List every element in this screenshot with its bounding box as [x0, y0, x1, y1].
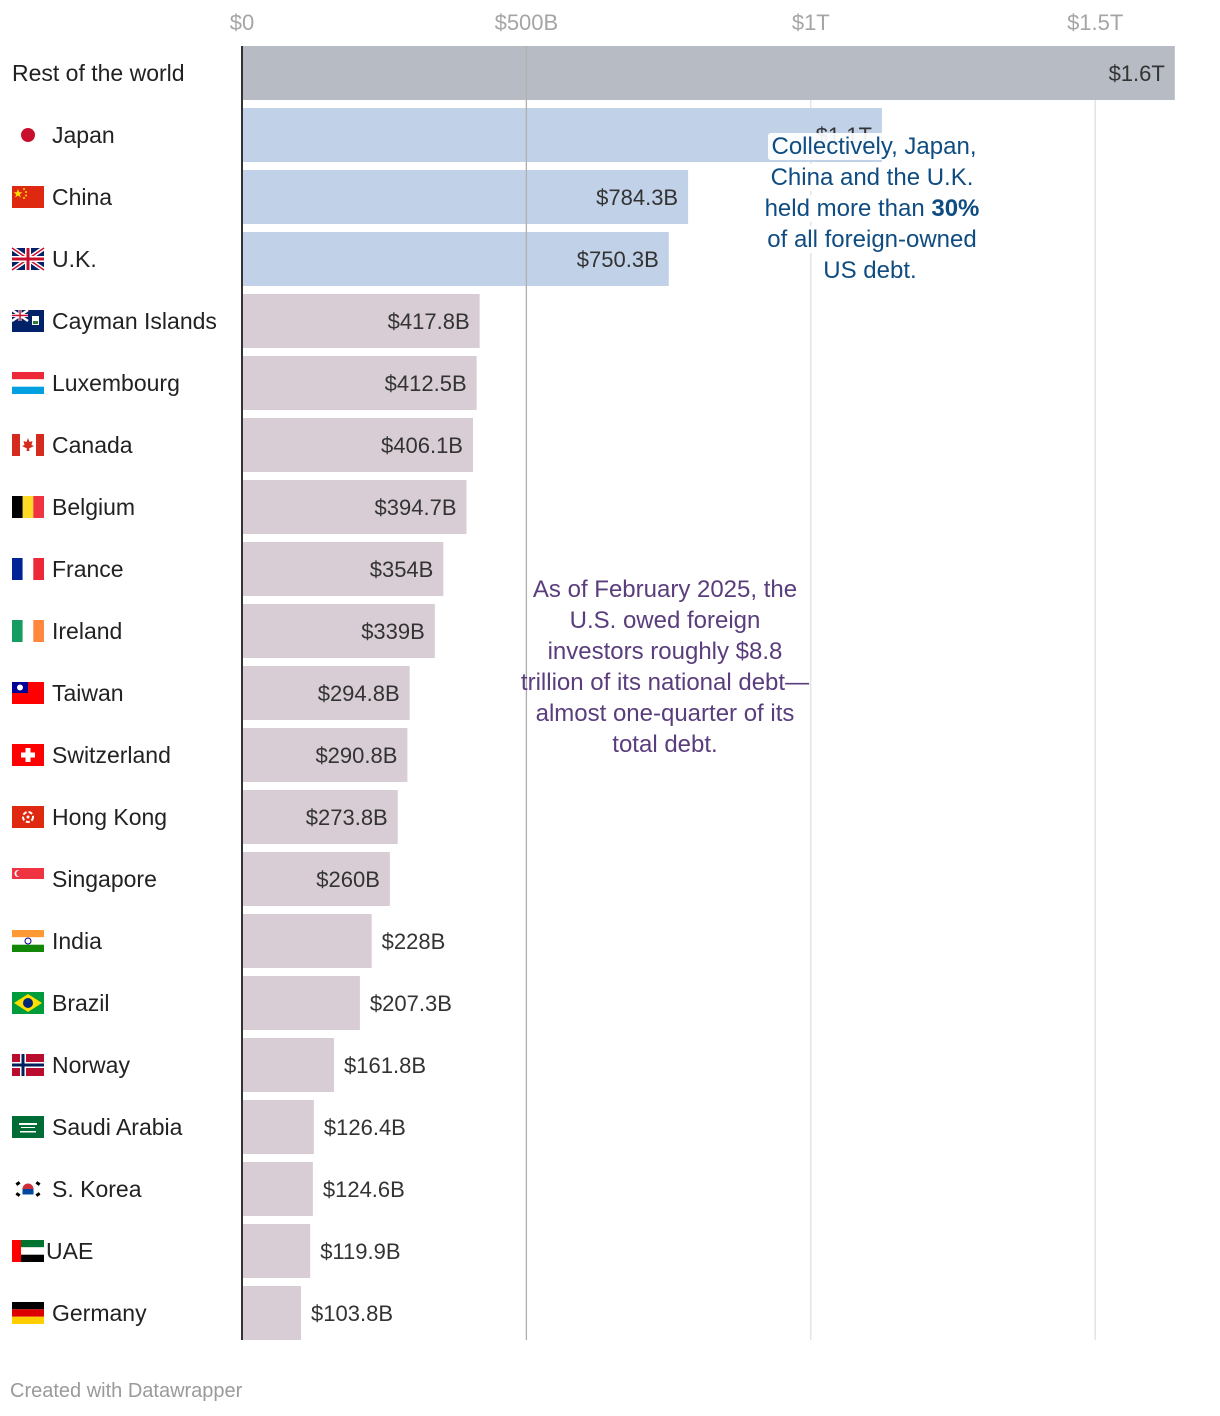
value-label: $103.8B [311, 1301, 393, 1326]
bar [242, 480, 467, 534]
bar [242, 666, 410, 720]
row-label: France [52, 556, 124, 582]
tick-label: $1T [792, 10, 830, 35]
value-label: $124.6B [323, 1177, 405, 1202]
row-label: China [52, 184, 112, 210]
row-label: Ireland [52, 618, 122, 644]
value-label: $294.8B [318, 681, 400, 706]
top3-annotation-highlight: 30% [931, 195, 980, 222]
bar [242, 914, 372, 968]
row-label: Saudi Arabia [52, 1114, 183, 1140]
row-label: Belgium [52, 494, 135, 520]
row-label: Brazil [52, 990, 110, 1016]
footer-credit: Created with Datawrapper [10, 1380, 243, 1402]
bar [242, 1100, 314, 1154]
value-label: $412.5B [385, 371, 467, 396]
row-labels: Rest of the world Japan China U.K. Cayman Is… [10, 60, 217, 1326]
singapore-flag-icon [12, 868, 44, 890]
value-label: $750.3B [577, 247, 659, 272]
value-label: $126.4B [324, 1115, 406, 1140]
row-label: S. Korea [52, 1176, 142, 1202]
row-label: Singapore [52, 866, 157, 892]
japan-flag-icon [21, 128, 35, 142]
bar [242, 542, 444, 596]
ireland-flag-icon [12, 620, 44, 642]
value-label: $228B [382, 929, 446, 954]
value-label: $260B [316, 867, 380, 892]
top3-annotation-text-end: of all foreign-owned US debt. [767, 226, 977, 284]
value-label: $273.8B [306, 805, 388, 830]
value-label: $417.8B [388, 309, 470, 334]
tick-label: $1.5T [1067, 10, 1123, 35]
bar [242, 1286, 302, 1340]
bar [242, 790, 398, 844]
value-label: $394.7B [375, 495, 457, 520]
south-korea-flag-icon [12, 1178, 44, 1200]
bar [242, 232, 669, 286]
row-label: Cayman Islands [52, 308, 217, 334]
value-label: $784.3B [596, 185, 678, 210]
switzerland-flag-icon [12, 744, 44, 766]
value-label: $119.9B [320, 1239, 400, 1264]
row-label: Hong Kong [52, 804, 167, 830]
bar [242, 46, 1175, 100]
value-label: $207.3B [370, 991, 452, 1016]
row-label: Germany [52, 1300, 147, 1326]
taiwan-flag-icon [12, 682, 44, 704]
value-label: $1.6T [1109, 61, 1165, 86]
bar [242, 604, 435, 658]
row-label: Norway [52, 1052, 130, 1078]
india-flag-icon [12, 930, 44, 952]
row-label: Luxembourg [52, 370, 180, 396]
france-flag-icon [12, 558, 44, 580]
germany-flag-icon [12, 1302, 44, 1324]
bar [242, 356, 477, 410]
summary-annotation: As of February 2025, the U.S. owed forei… [520, 576, 810, 758]
value-label: $354B [370, 557, 434, 582]
row-label: U.K. [52, 246, 97, 272]
cayman-islands-flag-icon [11, 308, 44, 332]
bar [242, 418, 473, 472]
belgium-flag-icon [12, 496, 44, 518]
saudi-arabia-flag-icon [12, 1116, 44, 1138]
row-label: India [52, 928, 102, 954]
top3-annotation: Collectively, Japan, China and the U.K. … [762, 131, 982, 286]
bar [242, 976, 360, 1030]
bar [242, 170, 689, 224]
top3-annotation-text: Collectively, Japan, China and the U.K. … [764, 133, 977, 222]
bar [242, 1162, 313, 1216]
tick-label: $0 [230, 10, 254, 35]
row-label: Switzerland [52, 742, 171, 768]
bar [242, 294, 480, 348]
value-label: $290.8B [315, 743, 397, 768]
brazil-flag-icon [12, 992, 44, 1014]
hong-kong-flag-icon [12, 806, 44, 828]
row-label: Rest of the world [12, 60, 185, 86]
row-label: Japan [52, 122, 115, 148]
bar [242, 728, 408, 782]
china-flag-icon [12, 186, 44, 208]
luxembourg-flag-icon [12, 372, 44, 394]
bar [242, 852, 390, 906]
tick-label: $500B [495, 10, 559, 35]
axis: $0 $500B $1T $1.5T [230, 10, 1123, 1340]
bars: $1.6T$1.1T$784.3B$750.3B$417.8B$412.5B$4… [242, 46, 1175, 1340]
uk-flag-icon [10, 246, 46, 272]
row-label: Canada [52, 432, 133, 458]
row-label: UAE [46, 1238, 93, 1264]
value-label: $161.8B [344, 1053, 426, 1078]
row-label: Taiwan [52, 680, 124, 706]
norway-flag-icon [12, 1054, 44, 1076]
uae-flag-icon [12, 1240, 44, 1262]
canada-flag-icon [12, 434, 44, 456]
value-label: $339B [361, 619, 425, 644]
bar [242, 1224, 311, 1278]
value-label: $406.1B [381, 433, 463, 458]
bar [242, 1038, 335, 1092]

- [PROBLEM DETAILS]: Please print every line of the listing above exactly as it appears, leaving out the picture.

- [CORRECT OUTPUT]:
List every element in this screenshot with its bounding box as [x0, y0, x1, y1].
value-label: $103.8B [311, 1301, 393, 1326]
bar [242, 480, 467, 534]
bar [242, 666, 410, 720]
row-label: France [52, 556, 124, 582]
tick-label: $1T [792, 10, 830, 35]
value-label: $124.6B [323, 1177, 405, 1202]
row-label: China [52, 184, 112, 210]
row-label: Ireland [52, 618, 122, 644]
value-label: $294.8B [318, 681, 400, 706]
top3-annotation-highlight: 30% [931, 195, 980, 222]
bar [242, 914, 372, 968]
row-label: Saudi Arabia [52, 1114, 183, 1140]
row-label: Belgium [52, 494, 135, 520]
row-label: Brazil [52, 990, 110, 1016]
footer-credit: Created with Datawrapper [10, 1380, 243, 1402]
bar [242, 1100, 314, 1154]
value-label: $412.5B [385, 371, 467, 396]
row-labels: Rest of the world Japan China U.K. Cayman Is… [10, 60, 217, 1326]
singapore-flag-icon [12, 868, 44, 890]
value-label: $750.3B [577, 247, 659, 272]
value-label: $126.4B [324, 1115, 406, 1140]
row-label: S. Korea [52, 1176, 142, 1202]
row-label: Singapore [52, 866, 157, 892]
japan-flag-icon [21, 128, 35, 142]
bar [242, 542, 444, 596]
ireland-flag-icon [12, 620, 44, 642]
value-label: $228B [382, 929, 446, 954]
value-label: $260B [316, 867, 380, 892]
top3-annotation-text-end: of all foreign-owned US debt. [767, 226, 977, 284]
value-label: $273.8B [306, 805, 388, 830]
value-label: $417.8B [388, 309, 470, 334]
tick-label: $1.5T [1067, 10, 1123, 35]
bar [242, 1286, 302, 1340]
bar [242, 790, 398, 844]
value-label: $394.7B [375, 495, 457, 520]
south-korea-flag-icon [12, 1178, 44, 1200]
bar [242, 232, 669, 286]
row-label: Cayman Islands [52, 308, 217, 334]
value-label: $784.3B [596, 185, 678, 210]
switzerland-flag-icon [12, 744, 44, 766]
value-label: $119.9B [320, 1239, 400, 1264]
row-label: Hong Kong [52, 804, 167, 830]
bar [242, 46, 1175, 100]
value-label: $207.3B [370, 991, 452, 1016]
row-label: Germany [52, 1300, 147, 1326]
taiwan-flag-icon [12, 682, 44, 704]
value-label: $1.6T [1109, 61, 1165, 86]
bar [242, 604, 435, 658]
row-label: Norway [52, 1052, 130, 1078]
india-flag-icon [12, 930, 44, 952]
row-label: Luxembourg [52, 370, 180, 396]
france-flag-icon [12, 558, 44, 580]
germany-flag-icon [12, 1302, 44, 1324]
bar [242, 356, 477, 410]
summary-annotation: As of February 2025, the U.S. owed forei… [520, 576, 810, 758]
value-label: $354B [370, 557, 434, 582]
row-label: U.K. [52, 246, 97, 272]
cayman-islands-flag-icon [11, 308, 44, 332]
bar [242, 418, 473, 472]
belgium-flag-icon [12, 496, 44, 518]
saudi-arabia-flag-icon [12, 1116, 44, 1138]
row-label: India [52, 928, 102, 954]
top3-annotation: Collectively, Japan, China and the U.K. … [762, 131, 982, 286]
bar [242, 976, 360, 1030]
bar [242, 170, 689, 224]
top3-annotation-text: Collectively, Japan, China and the U.K. … [764, 133, 977, 222]
bar [242, 1162, 313, 1216]
tick-label: $0 [230, 10, 254, 35]
row-label: Switzerland [52, 742, 171, 768]
bar [242, 294, 480, 348]
value-label: $290.8B [315, 743, 397, 768]
brazil-flag-icon [12, 992, 44, 1014]
hong-kong-flag-icon [12, 806, 44, 828]
row-label: Rest of the world [12, 60, 185, 86]
row-label: Japan [52, 122, 115, 148]
bar [242, 728, 408, 782]
china-flag-icon [12, 186, 44, 208]
luxembourg-flag-icon [12, 372, 44, 394]
bar [242, 852, 390, 906]
tick-label: $500B [495, 10, 559, 35]
axis: $0 $500B $1T $1.5T [230, 10, 1123, 1340]
bars: $1.6T$1.1T$784.3B$750.3B$417.8B$412.5B$4… [242, 46, 1175, 1340]
uk-flag-icon [10, 246, 46, 272]
row-label: Canada [52, 432, 133, 458]
row-label: UAE [46, 1238, 93, 1264]
value-label: $161.8B [344, 1053, 426, 1078]
row-label: Taiwan [52, 680, 124, 706]
norway-flag-icon [12, 1054, 44, 1076]
uae-flag-icon [12, 1240, 44, 1262]
canada-flag-icon [12, 434, 44, 456]
value-label: $339B [361, 619, 425, 644]
bar [242, 1224, 311, 1278]
value-label: $406.1B [381, 433, 463, 458]
bar [242, 1038, 335, 1092]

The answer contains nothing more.